**Goal:** Extract the data exactly, missing nothing.

— START Dataset —

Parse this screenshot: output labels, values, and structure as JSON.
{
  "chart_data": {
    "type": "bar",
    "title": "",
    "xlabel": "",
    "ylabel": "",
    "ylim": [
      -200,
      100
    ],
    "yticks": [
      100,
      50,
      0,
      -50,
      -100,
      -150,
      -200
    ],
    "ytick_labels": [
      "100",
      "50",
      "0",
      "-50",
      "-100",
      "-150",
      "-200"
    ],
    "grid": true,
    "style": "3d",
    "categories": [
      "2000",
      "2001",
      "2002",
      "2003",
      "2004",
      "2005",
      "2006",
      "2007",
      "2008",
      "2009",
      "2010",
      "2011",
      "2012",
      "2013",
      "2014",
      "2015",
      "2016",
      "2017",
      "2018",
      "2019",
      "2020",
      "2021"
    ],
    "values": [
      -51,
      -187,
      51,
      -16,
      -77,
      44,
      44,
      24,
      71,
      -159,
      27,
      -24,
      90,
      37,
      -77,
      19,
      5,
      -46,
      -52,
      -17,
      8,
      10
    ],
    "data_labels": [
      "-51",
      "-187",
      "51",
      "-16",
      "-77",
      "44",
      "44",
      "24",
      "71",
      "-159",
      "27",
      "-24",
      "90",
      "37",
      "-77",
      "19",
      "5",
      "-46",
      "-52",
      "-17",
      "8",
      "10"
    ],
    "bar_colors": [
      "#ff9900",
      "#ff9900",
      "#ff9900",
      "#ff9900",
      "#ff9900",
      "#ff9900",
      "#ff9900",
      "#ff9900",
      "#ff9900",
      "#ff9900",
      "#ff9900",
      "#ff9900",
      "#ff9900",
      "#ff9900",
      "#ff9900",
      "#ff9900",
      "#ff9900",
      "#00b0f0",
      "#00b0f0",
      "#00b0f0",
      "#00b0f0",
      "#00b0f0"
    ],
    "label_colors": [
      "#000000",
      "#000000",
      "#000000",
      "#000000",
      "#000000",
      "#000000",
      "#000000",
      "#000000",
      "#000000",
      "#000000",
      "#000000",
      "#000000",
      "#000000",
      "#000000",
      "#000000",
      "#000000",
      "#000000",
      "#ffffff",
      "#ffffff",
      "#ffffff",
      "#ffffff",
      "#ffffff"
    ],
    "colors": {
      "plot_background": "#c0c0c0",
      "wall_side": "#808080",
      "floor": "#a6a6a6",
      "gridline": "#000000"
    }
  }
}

— END Dataset —

**Task response:**
Parse this screenshot: output labels, values, and structure as JSON.
{
  "chart_data": {
    "type": "bar",
    "title": "",
    "xlabel": "",
    "ylabel": "",
    "ylim": [
      -200,
      100
    ],
    "yticks": [
      100,
      50,
      0,
      -50,
      -100,
      -150,
      -200
    ],
    "ytick_labels": [
      "100",
      "50",
      "0",
      "-50",
      "-100",
      "-150",
      "-200"
    ],
    "grid": true,
    "style": "3d",
    "categories": [
      "2000",
      "2001",
      "2002",
      "2003",
      "2004",
      "2005",
      "2006",
      "2007",
      "2008",
      "2009",
      "2010",
      "2011",
      "2012",
      "2013",
      "2014",
      "2015",
      "2016",
      "2017",
      "2018",
      "2019",
      "2020",
      "2021"
    ],
    "values": [
      -51,
      -187,
      51,
      -16,
      -77,
      44,
      44,
      24,
      71,
      -159,
      27,
      -24,
      90,
      37,
      -77,
      19,
      5,
      -46,
      -52,
      -17,
      8,
      10
    ],
    "data_labels": [
      "-51",
      "-187",
      "51",
      "-16",
      "-77",
      "44",
      "44",
      "24",
      "71",
      "-159",
      "27",
      "-24",
      "90",
      "37",
      "-77",
      "19",
      "5",
      "-46",
      "-52",
      "-17",
      "8",
      "10"
    ],
    "bar_colors": [
      "#ff9900",
      "#ff9900",
      "#ff9900",
      "#ff9900",
      "#ff9900",
      "#ff9900",
      "#ff9900",
      "#ff9900",
      "#ff9900",
      "#ff9900",
      "#ff9900",
      "#ff9900",
      "#ff9900",
      "#ff9900",
      "#ff9900",
      "#ff9900",
      "#ff9900",
      "#00b0f0",
      "#00b0f0",
      "#00b0f0",
      "#00b0f0",
      "#00b0f0"
    ],
    "label_colors": [
      "#000000",
      "#000000",
      "#000000",
      "#000000",
      "#000000",
      "#000000",
      "#000000",
      "#000000",
      "#000000",
      "#000000",
      "#000000",
      "#000000",
      "#000000",
      "#000000",
      "#000000",
      "#000000",
      "#000000",
      "#ffffff",
      "#ffffff",
      "#ffffff",
      "#ffffff",
      "#ffffff"
    ],
    "colors": {
      "plot_background": "#c0c0c0",
      "wall_side": "#808080",
      "floor": "#a6a6a6",
      "gridline": "#000000"
    }
  }
}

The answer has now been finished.